**Task instructions**:
Restate the data below word for word. Skip any images it contains.

>> Start

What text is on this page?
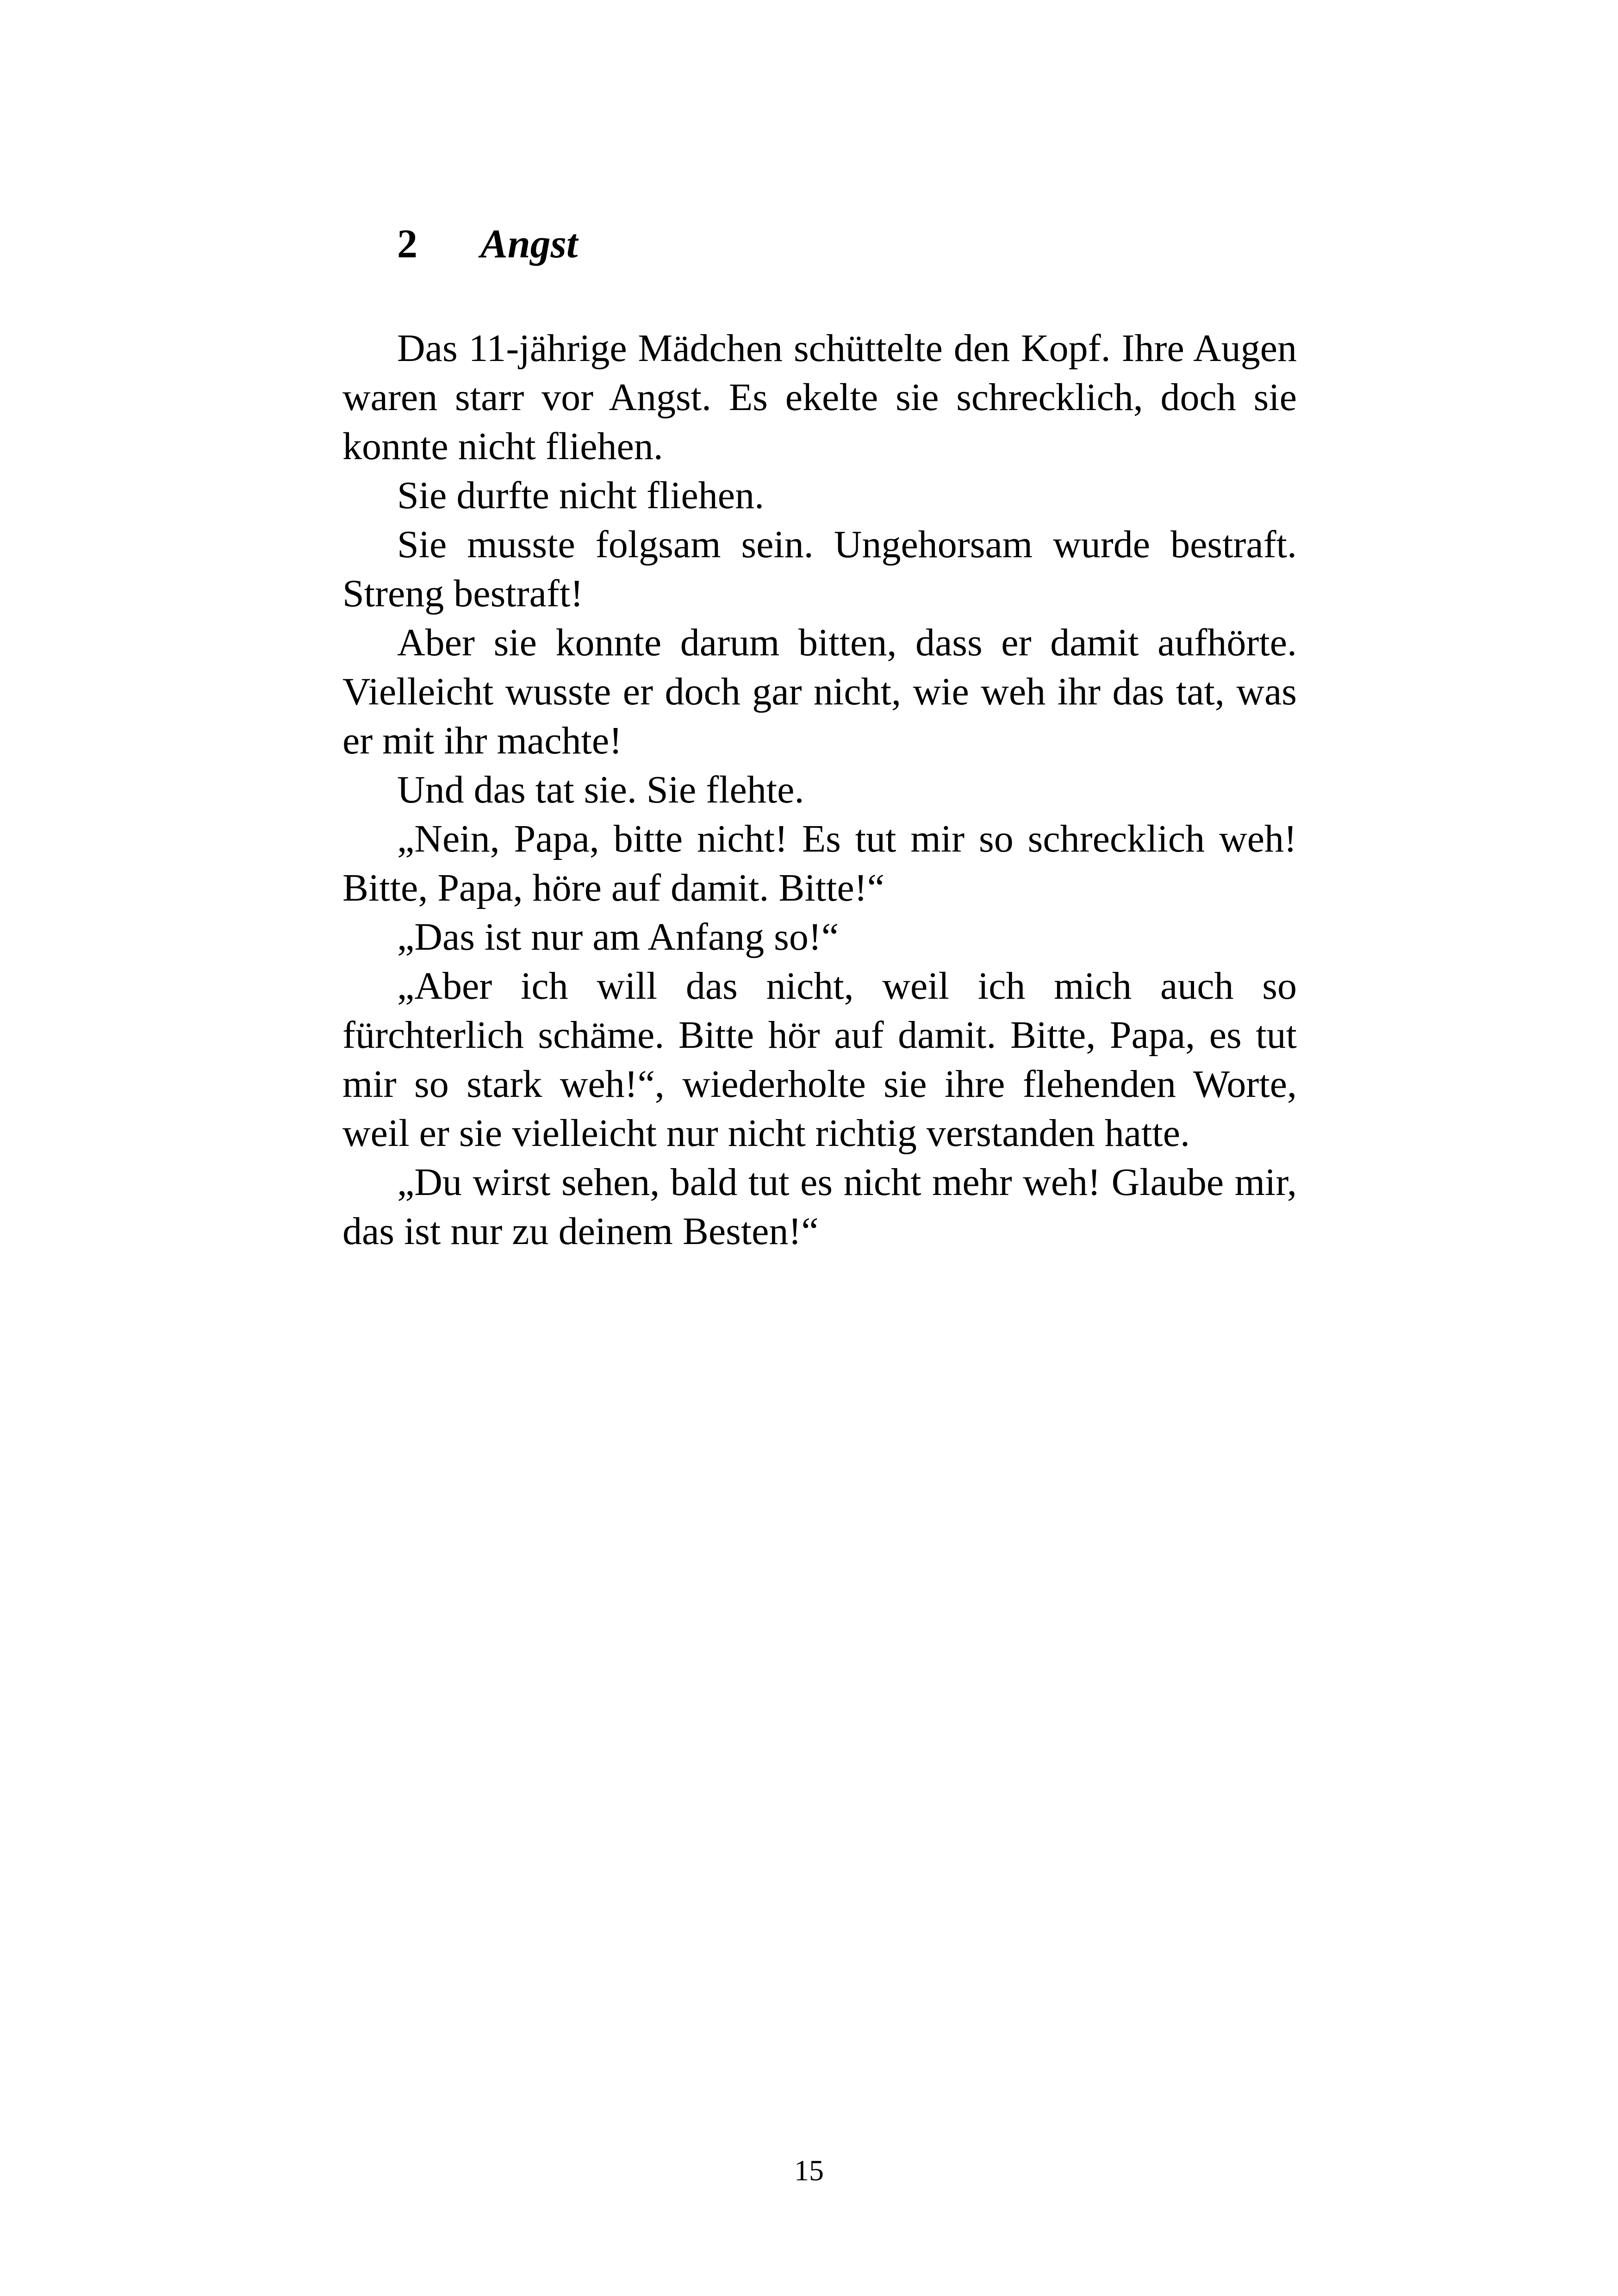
2 Angst

Das 11-jährige Mädchen schüttelte den Kopf. Ihre Augen waren starr vor Angst. Es ekelte sie schrecklich, doch sie konnte nicht fliehen.

Sie durfte nicht fliehen.

Sie musste folgsam sein. Ungehorsam wurde bestraft. Streng bestraft!

Aber sie konnte darum bitten, dass er damit aufhörte. Vielleicht wusste er doch gar nicht, wie weh ihr das tat, was er mit ihr machte!

Und das tat sie. Sie flehte.

„Nein, Papa, bitte nicht! Es tut mir so schrecklich weh! Bitte, Papa, höre auf damit. Bitte!“

„Das ist nur am Anfang so!“

„Aber ich will das nicht, weil ich mich auch so fürchterlich schäme. Bitte hör auf damit. Bitte, Papa, es tut mir so stark weh!“, wiederholte sie ihre flehenden Worte, weil er sie vielleicht nur nicht richtig verstanden hatte.

„Du wirst sehen, bald tut es nicht mehr weh! Glaube mir, das ist nur zu deinem Besten!“

15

>> End

**Answer for the task**:
What text is on this page?
2 Angst

Das 11-jährige Mädchen schüttelte den Kopf. Ihre Augen waren starr vor Angst. Es ekelte sie schrecklich, doch sie konnte nicht fliehen.

Sie durfte nicht fliehen.

Sie musste folgsam sein. Ungehorsam wurde bestraft. Streng bestraft!

Aber sie konnte darum bitten, dass er damit aufhörte. Vielleicht wusste er doch gar nicht, wie weh ihr das tat, was er mit ihr machte!

Und das tat sie. Sie flehte.

„Nein, Papa, bitte nicht! Es tut mir so schrecklich weh! Bitte, Papa, höre auf damit. Bitte!“

„Das ist nur am Anfang so!“

„Aber ich will das nicht, weil ich mich auch so fürchterlich schäme. Bitte hör auf damit. Bitte, Papa, es tut mir so stark weh!“, wiederholte sie ihre flehenden Worte, weil er sie vielleicht nur nicht richtig verstanden hatte.

„Du wirst sehen, bald tut es nicht mehr weh! Glaube mir, das ist nur zu deinem Besten!“

15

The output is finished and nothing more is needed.